> [Excerpted records]:
--- Begin ---

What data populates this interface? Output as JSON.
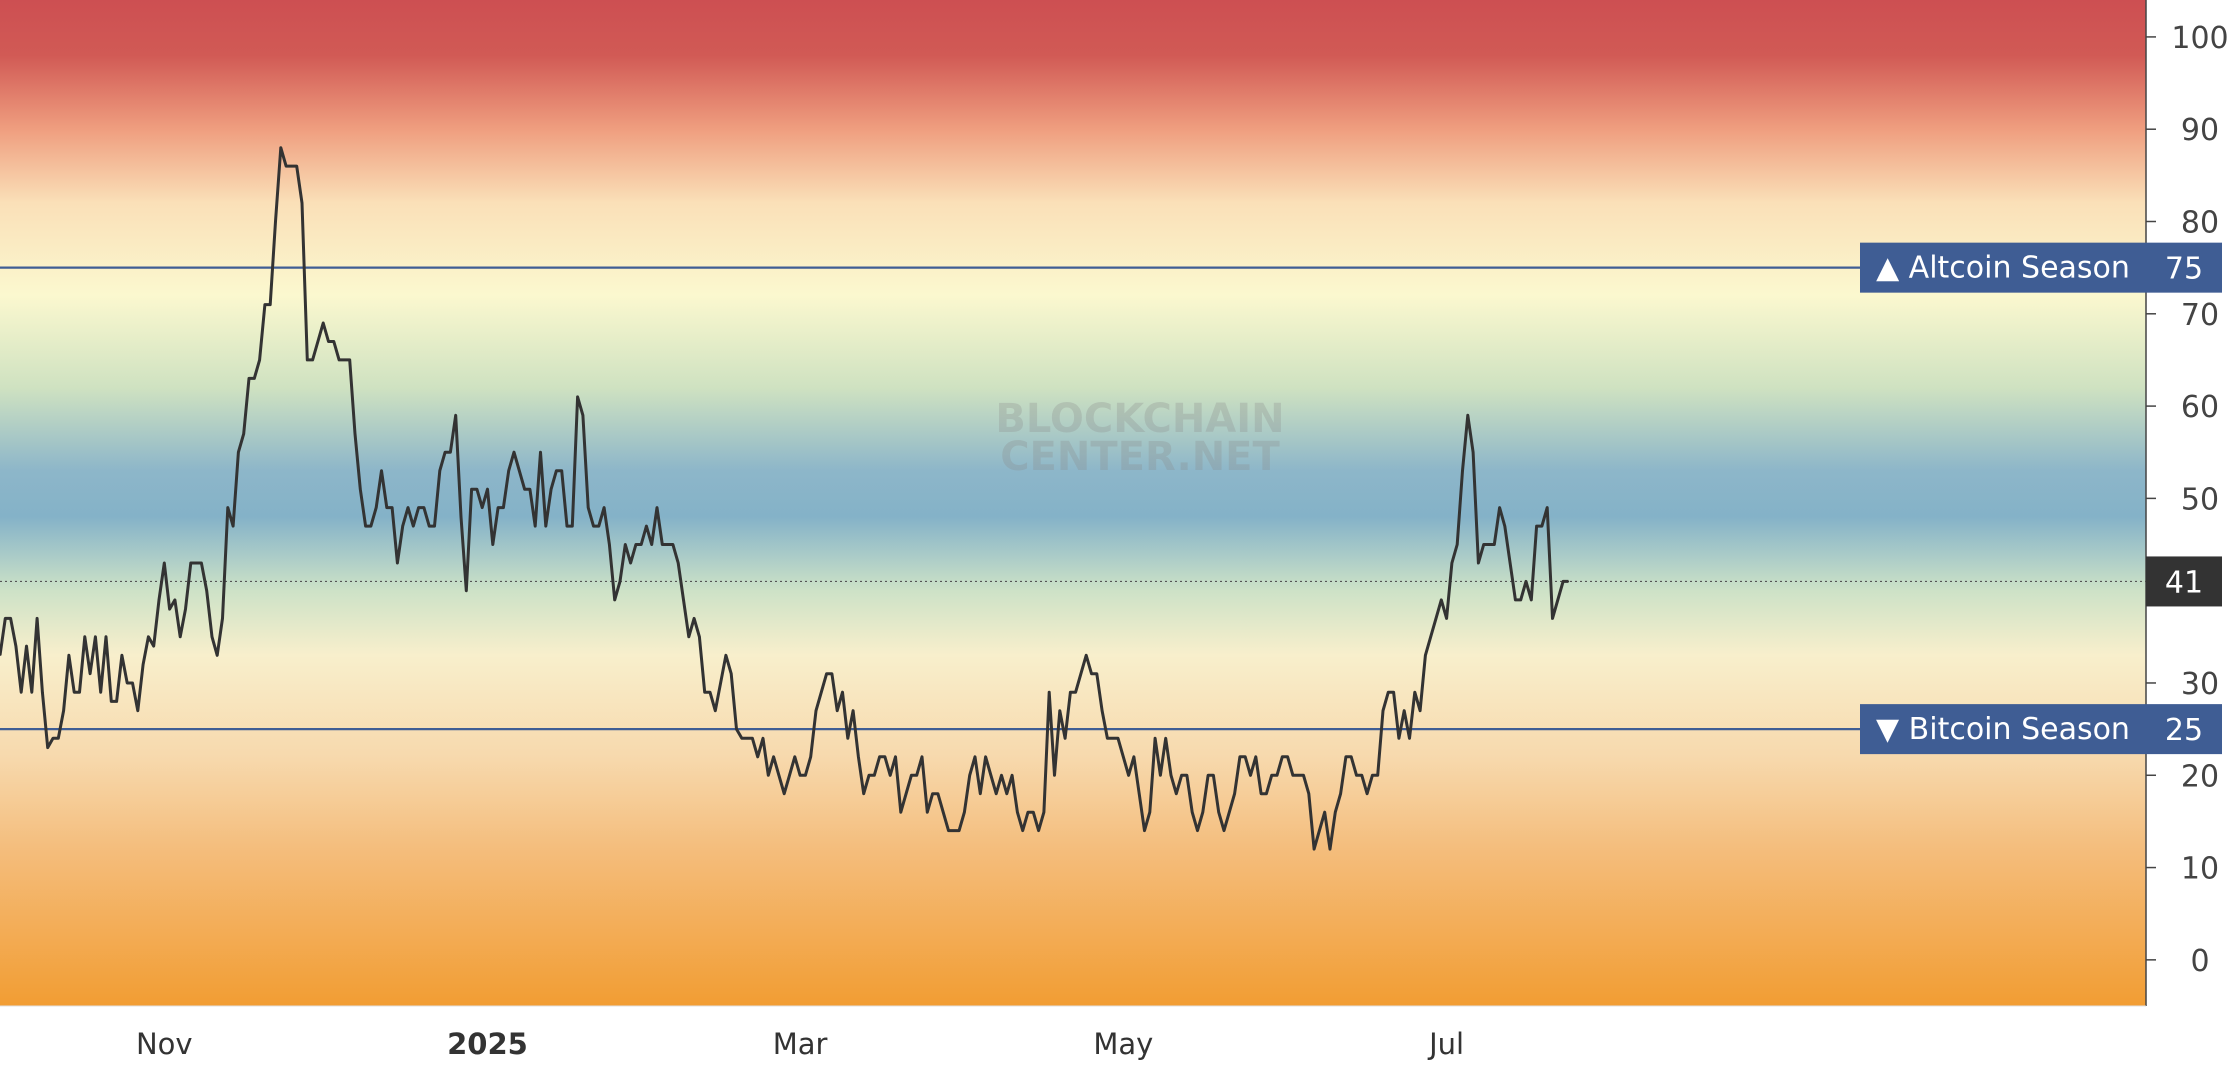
{
  "chart_data": {
    "type": "line",
    "title": "",
    "xlabel": "",
    "ylabel": "",
    "y_axis_side": "right",
    "ylim": [
      -5,
      104
    ],
    "yticks": [
      0,
      10,
      20,
      30,
      40,
      50,
      60,
      70,
      80,
      90,
      100
    ],
    "xlim": [
      "2024-10-01",
      "2025-11-10"
    ],
    "xticks": [
      {
        "date": "2024-11-01",
        "label": "Nov",
        "bold": false
      },
      {
        "date": "2025-01-01",
        "label": "2025",
        "bold": true
      },
      {
        "date": "2025-03-01",
        "label": "Mar",
        "bold": false
      },
      {
        "date": "2025-05-01",
        "label": "May",
        "bold": false
      },
      {
        "date": "2025-07-01",
        "label": "Jul",
        "bold": false
      }
    ],
    "grid": false,
    "background": "vertical gradient heatmap: red at 100, yellow near 75, blue near 50, orange near 0",
    "background_stops": [
      {
        "value": 104,
        "color": "#cd4f52"
      },
      {
        "value": 98,
        "color": "#d15a55"
      },
      {
        "value": 90,
        "color": "#ef9e7f"
      },
      {
        "value": 82,
        "color": "#fae0b8"
      },
      {
        "value": 72,
        "color": "#fbf8cf"
      },
      {
        "value": 62,
        "color": "#cfe2c1"
      },
      {
        "value": 53,
        "color": "#8db6c9"
      },
      {
        "value": 48,
        "color": "#84b2c8"
      },
      {
        "value": 40,
        "color": "#cde2c7"
      },
      {
        "value": 33,
        "color": "#f8efcc"
      },
      {
        "value": 22,
        "color": "#f7d9ad"
      },
      {
        "value": 12,
        "color": "#f4bd7c"
      },
      {
        "value": -5,
        "color": "#f29d33"
      }
    ],
    "line_color": "#333333",
    "series": [
      {
        "start_date": "2024-10-01",
        "values": [
          33,
          37,
          37,
          34,
          29,
          34,
          29,
          37,
          29,
          23,
          24,
          24,
          27,
          33,
          29,
          29,
          35,
          31,
          35,
          29,
          35,
          28,
          28,
          33,
          30,
          30,
          27,
          32,
          35,
          34,
          39,
          43,
          38,
          39,
          35,
          38,
          43,
          43,
          43,
          40,
          35,
          33,
          37,
          49,
          47,
          55,
          57,
          63,
          63,
          65,
          71,
          71,
          80,
          88,
          86,
          86,
          86,
          82,
          65,
          65,
          67,
          69,
          67,
          67,
          65,
          65,
          65,
          57,
          51,
          47,
          47,
          49,
          53,
          49,
          49,
          43,
          47,
          49,
          47,
          49,
          49,
          47,
          47,
          53,
          55,
          55,
          59,
          48,
          40,
          51,
          51,
          49,
          51,
          45,
          49,
          49,
          53,
          55,
          53,
          51,
          51,
          47,
          55,
          47,
          51,
          53,
          53,
          47,
          47,
          61,
          59,
          49,
          47,
          47,
          49,
          45,
          39,
          41,
          45,
          43,
          45,
          45,
          47,
          45,
          49,
          45,
          45,
          45,
          43,
          39,
          35,
          37,
          35,
          29,
          29,
          27,
          30,
          33,
          31,
          25,
          24,
          24,
          24,
          22,
          24,
          20,
          22,
          20,
          18,
          20,
          22,
          20,
          20,
          22,
          27,
          29,
          31,
          31,
          27,
          29,
          24,
          27,
          22,
          18,
          20,
          20,
          22,
          22,
          20,
          22,
          16,
          18,
          20,
          20,
          22,
          16,
          18,
          18,
          16,
          14,
          14,
          14,
          16,
          20,
          22,
          18,
          22,
          20,
          18,
          20,
          18,
          20,
          16,
          14,
          16,
          16,
          14,
          16,
          29,
          20,
          27,
          24,
          29,
          29,
          31,
          33,
          31,
          31,
          27,
          24,
          24,
          24,
          22,
          20,
          22,
          18,
          14,
          16,
          24,
          20,
          24,
          20,
          18,
          20,
          20,
          16,
          14,
          16,
          20,
          20,
          16,
          14,
          16,
          18,
          22,
          22,
          20,
          22,
          18,
          18,
          20,
          20,
          22,
          22,
          20,
          20,
          20,
          18,
          12,
          14,
          16,
          12,
          16,
          18,
          22,
          22,
          20,
          20,
          18,
          20,
          20,
          27,
          29,
          29,
          24,
          27,
          24,
          29,
          27,
          33,
          35,
          37,
          39,
          37,
          43,
          45,
          53,
          59,
          55,
          43,
          45,
          45,
          45,
          49,
          47,
          43,
          39,
          39,
          41,
          39,
          47,
          47,
          49,
          37,
          39,
          41,
          41
        ]
      }
    ],
    "current_value": {
      "value": 41,
      "label": "41",
      "color": "#333333"
    },
    "annotations": [
      {
        "name": "altcoin-season",
        "value": 75,
        "label": "▲ Altcoin Season",
        "value_label": "75",
        "color": "#3f5d94"
      },
      {
        "name": "bitcoin-season",
        "value": 25,
        "label": "▼ Bitcoin Season",
        "value_label": "25",
        "color": "#3f5d94"
      }
    ],
    "watermark": [
      "BLOCKCHAIN",
      "CENTER.NET"
    ]
  }
}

--- End ---

> [Work to complete]:
Transcribe the preceding listing in its entirety and with exact wording, leaving out pictures.

> [Reply]:
What data populates this interface? Output as JSON.
{
  "chart_data": {
    "type": "line",
    "title": "",
    "xlabel": "",
    "ylabel": "",
    "y_axis_side": "right",
    "ylim": [
      -5,
      104
    ],
    "yticks": [
      0,
      10,
      20,
      30,
      40,
      50,
      60,
      70,
      80,
      90,
      100
    ],
    "xlim": [
      "2024-10-01",
      "2025-11-10"
    ],
    "xticks": [
      {
        "date": "2024-11-01",
        "label": "Nov",
        "bold": false
      },
      {
        "date": "2025-01-01",
        "label": "2025",
        "bold": true
      },
      {
        "date": "2025-03-01",
        "label": "Mar",
        "bold": false
      },
      {
        "date": "2025-05-01",
        "label": "May",
        "bold": false
      },
      {
        "date": "2025-07-01",
        "label": "Jul",
        "bold": false
      }
    ],
    "grid": false,
    "background": "vertical gradient heatmap: red at 100, yellow near 75, blue near 50, orange near 0",
    "background_stops": [
      {
        "value": 104,
        "color": "#cd4f52"
      },
      {
        "value": 98,
        "color": "#d15a55"
      },
      {
        "value": 90,
        "color": "#ef9e7f"
      },
      {
        "value": 82,
        "color": "#fae0b8"
      },
      {
        "value": 72,
        "color": "#fbf8cf"
      },
      {
        "value": 62,
        "color": "#cfe2c1"
      },
      {
        "value": 53,
        "color": "#8db6c9"
      },
      {
        "value": 48,
        "color": "#84b2c8"
      },
      {
        "value": 40,
        "color": "#cde2c7"
      },
      {
        "value": 33,
        "color": "#f8efcc"
      },
      {
        "value": 22,
        "color": "#f7d9ad"
      },
      {
        "value": 12,
        "color": "#f4bd7c"
      },
      {
        "value": -5,
        "color": "#f29d33"
      }
    ],
    "line_color": "#333333",
    "series": [
      {
        "start_date": "2024-10-01",
        "values": [
          33,
          37,
          37,
          34,
          29,
          34,
          29,
          37,
          29,
          23,
          24,
          24,
          27,
          33,
          29,
          29,
          35,
          31,
          35,
          29,
          35,
          28,
          28,
          33,
          30,
          30,
          27,
          32,
          35,
          34,
          39,
          43,
          38,
          39,
          35,
          38,
          43,
          43,
          43,
          40,
          35,
          33,
          37,
          49,
          47,
          55,
          57,
          63,
          63,
          65,
          71,
          71,
          80,
          88,
          86,
          86,
          86,
          82,
          65,
          65,
          67,
          69,
          67,
          67,
          65,
          65,
          65,
          57,
          51,
          47,
          47,
          49,
          53,
          49,
          49,
          43,
          47,
          49,
          47,
          49,
          49,
          47,
          47,
          53,
          55,
          55,
          59,
          48,
          40,
          51,
          51,
          49,
          51,
          45,
          49,
          49,
          53,
          55,
          53,
          51,
          51,
          47,
          55,
          47,
          51,
          53,
          53,
          47,
          47,
          61,
          59,
          49,
          47,
          47,
          49,
          45,
          39,
          41,
          45,
          43,
          45,
          45,
          47,
          45,
          49,
          45,
          45,
          45,
          43,
          39,
          35,
          37,
          35,
          29,
          29,
          27,
          30,
          33,
          31,
          25,
          24,
          24,
          24,
          22,
          24,
          20,
          22,
          20,
          18,
          20,
          22,
          20,
          20,
          22,
          27,
          29,
          31,
          31,
          27,
          29,
          24,
          27,
          22,
          18,
          20,
          20,
          22,
          22,
          20,
          22,
          16,
          18,
          20,
          20,
          22,
          16,
          18,
          18,
          16,
          14,
          14,
          14,
          16,
          20,
          22,
          18,
          22,
          20,
          18,
          20,
          18,
          20,
          16,
          14,
          16,
          16,
          14,
          16,
          29,
          20,
          27,
          24,
          29,
          29,
          31,
          33,
          31,
          31,
          27,
          24,
          24,
          24,
          22,
          20,
          22,
          18,
          14,
          16,
          24,
          20,
          24,
          20,
          18,
          20,
          20,
          16,
          14,
          16,
          20,
          20,
          16,
          14,
          16,
          18,
          22,
          22,
          20,
          22,
          18,
          18,
          20,
          20,
          22,
          22,
          20,
          20,
          20,
          18,
          12,
          14,
          16,
          12,
          16,
          18,
          22,
          22,
          20,
          20,
          18,
          20,
          20,
          27,
          29,
          29,
          24,
          27,
          24,
          29,
          27,
          33,
          35,
          37,
          39,
          37,
          43,
          45,
          53,
          59,
          55,
          43,
          45,
          45,
          45,
          49,
          47,
          43,
          39,
          39,
          41,
          39,
          47,
          47,
          49,
          37,
          39,
          41,
          41
        ]
      }
    ],
    "current_value": {
      "value": 41,
      "label": "41",
      "color": "#333333"
    },
    "annotations": [
      {
        "name": "altcoin-season",
        "value": 75,
        "label": "▲ Altcoin Season",
        "value_label": "75",
        "color": "#3f5d94"
      },
      {
        "name": "bitcoin-season",
        "value": 25,
        "label": "▼ Bitcoin Season",
        "value_label": "25",
        "color": "#3f5d94"
      }
    ],
    "watermark": [
      "BLOCKCHAIN",
      "CENTER.NET"
    ]
  }
}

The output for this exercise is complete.